List every line in this data where the string "混合偏股型" occurs.
— Start Data for this exercise —
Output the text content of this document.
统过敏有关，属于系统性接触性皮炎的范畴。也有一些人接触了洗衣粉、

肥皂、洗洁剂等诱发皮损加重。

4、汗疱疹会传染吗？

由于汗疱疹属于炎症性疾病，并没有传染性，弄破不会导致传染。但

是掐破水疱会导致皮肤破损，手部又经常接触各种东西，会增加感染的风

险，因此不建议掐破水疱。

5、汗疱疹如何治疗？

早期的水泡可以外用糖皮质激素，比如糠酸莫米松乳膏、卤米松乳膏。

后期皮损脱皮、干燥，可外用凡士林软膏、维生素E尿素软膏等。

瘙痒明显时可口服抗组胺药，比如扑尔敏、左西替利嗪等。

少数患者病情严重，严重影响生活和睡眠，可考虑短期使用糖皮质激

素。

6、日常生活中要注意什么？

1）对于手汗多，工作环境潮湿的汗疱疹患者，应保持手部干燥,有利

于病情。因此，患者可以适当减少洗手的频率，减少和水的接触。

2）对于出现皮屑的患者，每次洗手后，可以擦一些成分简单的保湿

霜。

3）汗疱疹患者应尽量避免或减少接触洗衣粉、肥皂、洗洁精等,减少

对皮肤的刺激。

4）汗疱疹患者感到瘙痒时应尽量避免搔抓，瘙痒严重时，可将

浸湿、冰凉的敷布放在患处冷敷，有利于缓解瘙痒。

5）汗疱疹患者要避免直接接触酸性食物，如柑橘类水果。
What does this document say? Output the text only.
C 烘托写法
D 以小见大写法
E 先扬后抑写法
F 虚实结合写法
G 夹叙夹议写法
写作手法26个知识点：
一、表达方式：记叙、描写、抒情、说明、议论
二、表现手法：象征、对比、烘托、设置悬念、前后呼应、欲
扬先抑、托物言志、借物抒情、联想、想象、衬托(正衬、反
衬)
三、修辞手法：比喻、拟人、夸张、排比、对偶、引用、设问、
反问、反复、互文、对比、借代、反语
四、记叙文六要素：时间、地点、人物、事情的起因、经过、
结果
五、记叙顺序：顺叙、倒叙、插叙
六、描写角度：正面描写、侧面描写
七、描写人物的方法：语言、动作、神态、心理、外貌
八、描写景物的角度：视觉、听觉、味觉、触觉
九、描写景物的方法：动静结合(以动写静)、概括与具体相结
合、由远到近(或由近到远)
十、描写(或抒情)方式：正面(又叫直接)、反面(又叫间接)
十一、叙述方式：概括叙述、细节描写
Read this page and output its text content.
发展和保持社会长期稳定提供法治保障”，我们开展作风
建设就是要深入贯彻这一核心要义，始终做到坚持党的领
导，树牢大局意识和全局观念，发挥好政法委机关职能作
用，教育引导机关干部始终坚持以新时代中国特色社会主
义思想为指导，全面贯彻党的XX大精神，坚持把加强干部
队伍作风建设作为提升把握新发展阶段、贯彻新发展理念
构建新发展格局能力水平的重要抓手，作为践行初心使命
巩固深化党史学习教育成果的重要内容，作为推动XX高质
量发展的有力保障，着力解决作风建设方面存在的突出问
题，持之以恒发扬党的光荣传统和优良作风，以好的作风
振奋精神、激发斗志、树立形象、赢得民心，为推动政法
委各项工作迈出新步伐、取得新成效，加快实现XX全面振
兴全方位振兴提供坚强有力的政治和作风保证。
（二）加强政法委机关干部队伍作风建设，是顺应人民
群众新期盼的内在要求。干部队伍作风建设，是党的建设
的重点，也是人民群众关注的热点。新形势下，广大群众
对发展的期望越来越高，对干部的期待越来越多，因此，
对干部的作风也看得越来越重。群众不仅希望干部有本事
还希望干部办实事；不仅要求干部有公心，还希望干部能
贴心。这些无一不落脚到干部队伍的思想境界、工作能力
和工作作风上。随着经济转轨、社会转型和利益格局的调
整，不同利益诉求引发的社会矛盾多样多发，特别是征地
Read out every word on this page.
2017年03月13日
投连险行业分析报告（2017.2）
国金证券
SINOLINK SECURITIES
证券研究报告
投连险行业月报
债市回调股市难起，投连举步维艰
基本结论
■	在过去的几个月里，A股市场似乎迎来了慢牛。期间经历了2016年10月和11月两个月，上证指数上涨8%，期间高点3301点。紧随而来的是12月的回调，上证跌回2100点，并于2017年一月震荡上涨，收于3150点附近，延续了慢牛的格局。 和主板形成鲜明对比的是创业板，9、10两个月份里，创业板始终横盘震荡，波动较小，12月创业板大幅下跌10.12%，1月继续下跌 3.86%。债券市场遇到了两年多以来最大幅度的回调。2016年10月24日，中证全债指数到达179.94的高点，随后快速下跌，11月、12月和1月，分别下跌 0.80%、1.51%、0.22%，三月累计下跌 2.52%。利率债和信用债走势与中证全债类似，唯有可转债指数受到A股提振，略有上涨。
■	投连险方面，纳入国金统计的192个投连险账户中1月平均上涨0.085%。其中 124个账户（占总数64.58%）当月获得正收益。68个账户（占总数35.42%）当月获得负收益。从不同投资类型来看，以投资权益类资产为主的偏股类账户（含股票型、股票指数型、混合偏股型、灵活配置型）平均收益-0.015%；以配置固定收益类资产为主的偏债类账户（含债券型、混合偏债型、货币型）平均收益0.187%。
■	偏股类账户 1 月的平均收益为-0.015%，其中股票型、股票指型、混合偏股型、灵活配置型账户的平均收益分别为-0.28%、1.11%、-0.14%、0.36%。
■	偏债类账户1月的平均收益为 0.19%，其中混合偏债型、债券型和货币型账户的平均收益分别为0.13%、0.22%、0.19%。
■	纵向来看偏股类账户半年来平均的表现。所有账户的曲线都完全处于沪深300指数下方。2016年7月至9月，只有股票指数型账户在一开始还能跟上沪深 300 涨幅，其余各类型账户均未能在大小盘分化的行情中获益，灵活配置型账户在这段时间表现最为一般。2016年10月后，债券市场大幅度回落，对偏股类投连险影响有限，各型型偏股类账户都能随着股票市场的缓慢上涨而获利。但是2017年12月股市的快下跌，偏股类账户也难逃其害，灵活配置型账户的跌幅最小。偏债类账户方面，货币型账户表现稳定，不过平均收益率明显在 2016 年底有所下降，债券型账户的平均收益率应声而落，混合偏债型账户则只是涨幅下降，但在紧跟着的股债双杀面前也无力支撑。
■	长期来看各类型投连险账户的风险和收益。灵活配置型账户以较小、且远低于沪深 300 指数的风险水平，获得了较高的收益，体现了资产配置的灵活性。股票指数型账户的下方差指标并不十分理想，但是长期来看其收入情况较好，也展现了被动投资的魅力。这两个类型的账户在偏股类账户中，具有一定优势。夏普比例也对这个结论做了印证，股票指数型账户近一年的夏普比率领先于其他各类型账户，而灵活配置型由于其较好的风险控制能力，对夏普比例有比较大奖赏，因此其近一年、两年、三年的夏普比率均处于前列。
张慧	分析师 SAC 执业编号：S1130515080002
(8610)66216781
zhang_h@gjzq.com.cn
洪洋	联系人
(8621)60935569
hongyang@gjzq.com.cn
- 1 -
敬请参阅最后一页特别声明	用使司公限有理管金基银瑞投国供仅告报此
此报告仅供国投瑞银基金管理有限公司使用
— End Data for this exercise —
__The response__:
■	投连险方面，纳入国金统计的192个投连险账户中1月平均上涨0.085%。其中 124个账户（占总数64.58%）当月获得正收益。68个账户（占总数35.42%）当月获得负收益。从不同投资类型来看，以投资权益类资产为主的偏股类账户（含股票型、股票指数型、混合偏股型、灵活配置型）平均收益-0.015%；以配置固定收益类资产为主的偏债类账户（含债券型、混合偏债型、货币型）平均收益0.187%。
■	偏股类账户 1 月的平均收益为-0.015%，其中股票型、股票指型、混合偏股型、灵活配置型账户的平均收益分别为-0.28%、1.11%、-0.14%、0.36%。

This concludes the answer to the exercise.